**SET TASK:**
Transcribe every line exactly. Leave the pictures behind.

Start of ENTRIES SHOWN

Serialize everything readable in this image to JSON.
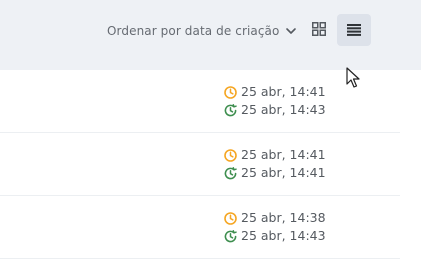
{
  "toolbar": {
    "sort_label": "Ordenar por data de criação",
    "sort_icon": "chevron-down-icon",
    "view_grid_icon": "grid-view-icon",
    "view_list_icon": "list-view-icon",
    "active_view": "list"
  },
  "colors": {
    "created_icon": "#f5a623",
    "updated_icon": "#3e8e4f",
    "toolbar_bg": "#eef1f5",
    "active_button_bg": "#dde2ea"
  },
  "rows": [
    {
      "created": "25 abr, 14:41",
      "updated": "25 abr, 14:43"
    },
    {
      "created": "25 abr, 14:41",
      "updated": "25 abr, 14:41"
    },
    {
      "created": "25 abr, 14:38",
      "updated": "25 abr, 14:43"
    }
  ]
}
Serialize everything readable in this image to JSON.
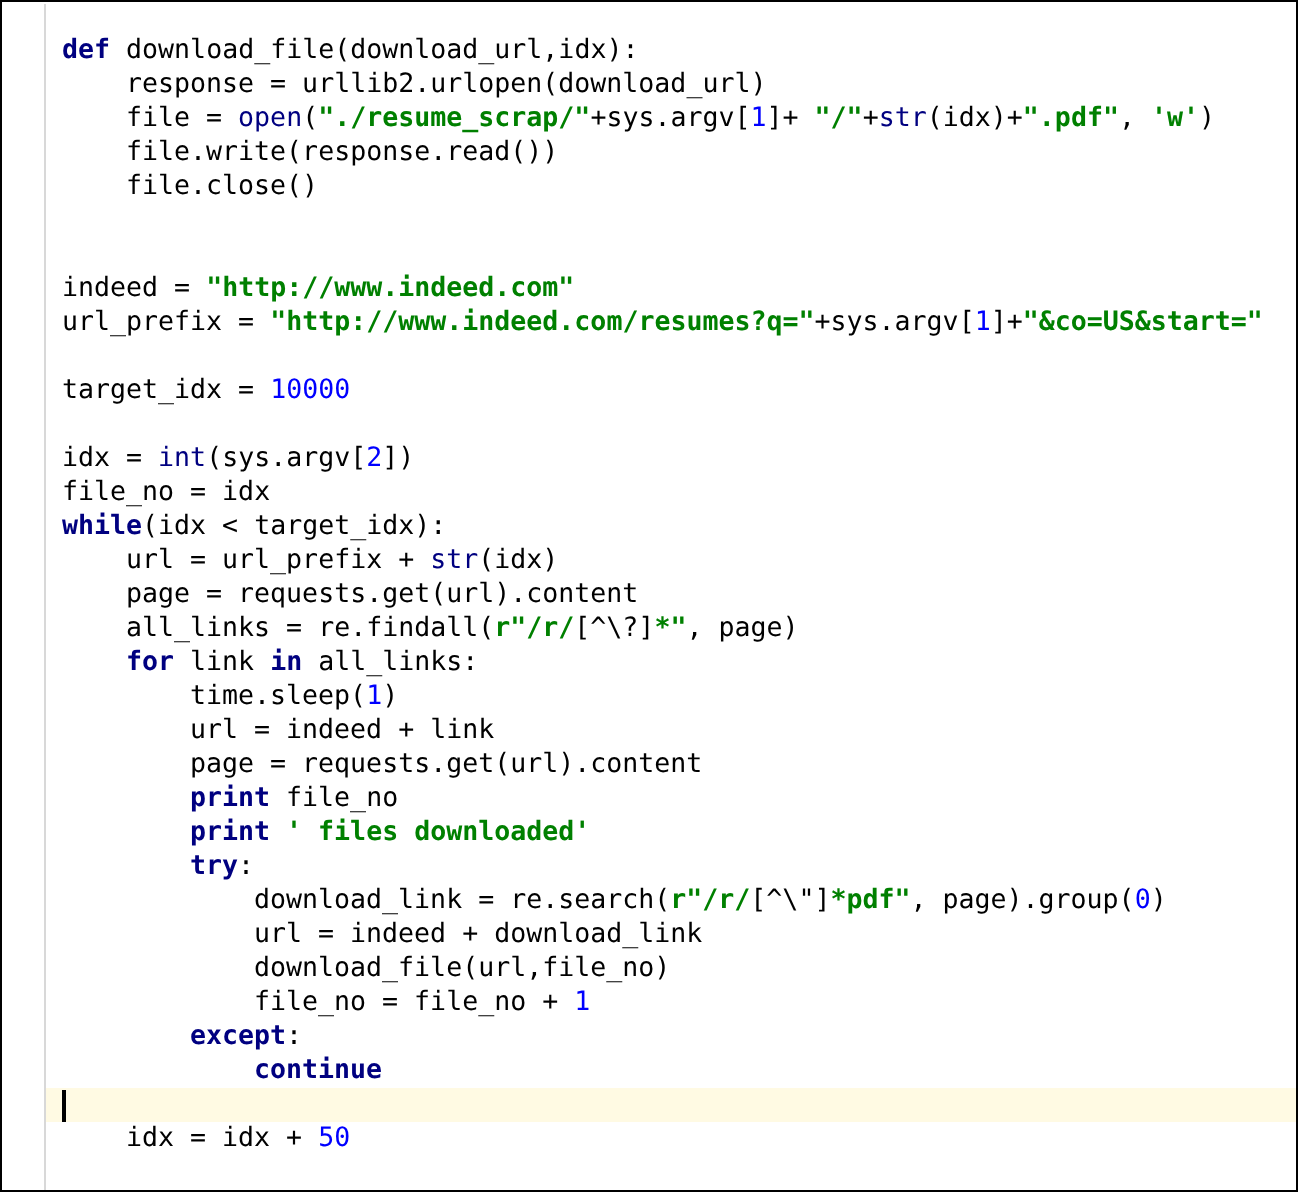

End of ENTRIES SHOWN

**RESULT OF THE EXERCISE:**
Serialize everything readable in this image to JSON.
{
  "toolbar": {
    "sort_label": "Ordenar por data de criação",
    "sort_icon": "chevron-down-icon",
    "view_grid_icon": "grid-view-icon",
    "view_list_icon": "list-view-icon",
    "active_view": "list"
  },
  "colors": {
    "created_icon": "#f5a623",
    "updated_icon": "#3e8e4f",
    "toolbar_bg": "#eef1f5",
    "active_button_bg": "#dde2ea"
  },
  "rows": [
    {
      "created": "25 abr, 14:41",
      "updated": "25 abr, 14:43"
    },
    {
      "created": "25 abr, 14:41",
      "updated": "25 abr, 14:41"
    },
    {
      "created": "25 abr, 14:38",
      "updated": "25 abr, 14:43"
    }
  ]
}
Serialize everything readable in this image to JSON.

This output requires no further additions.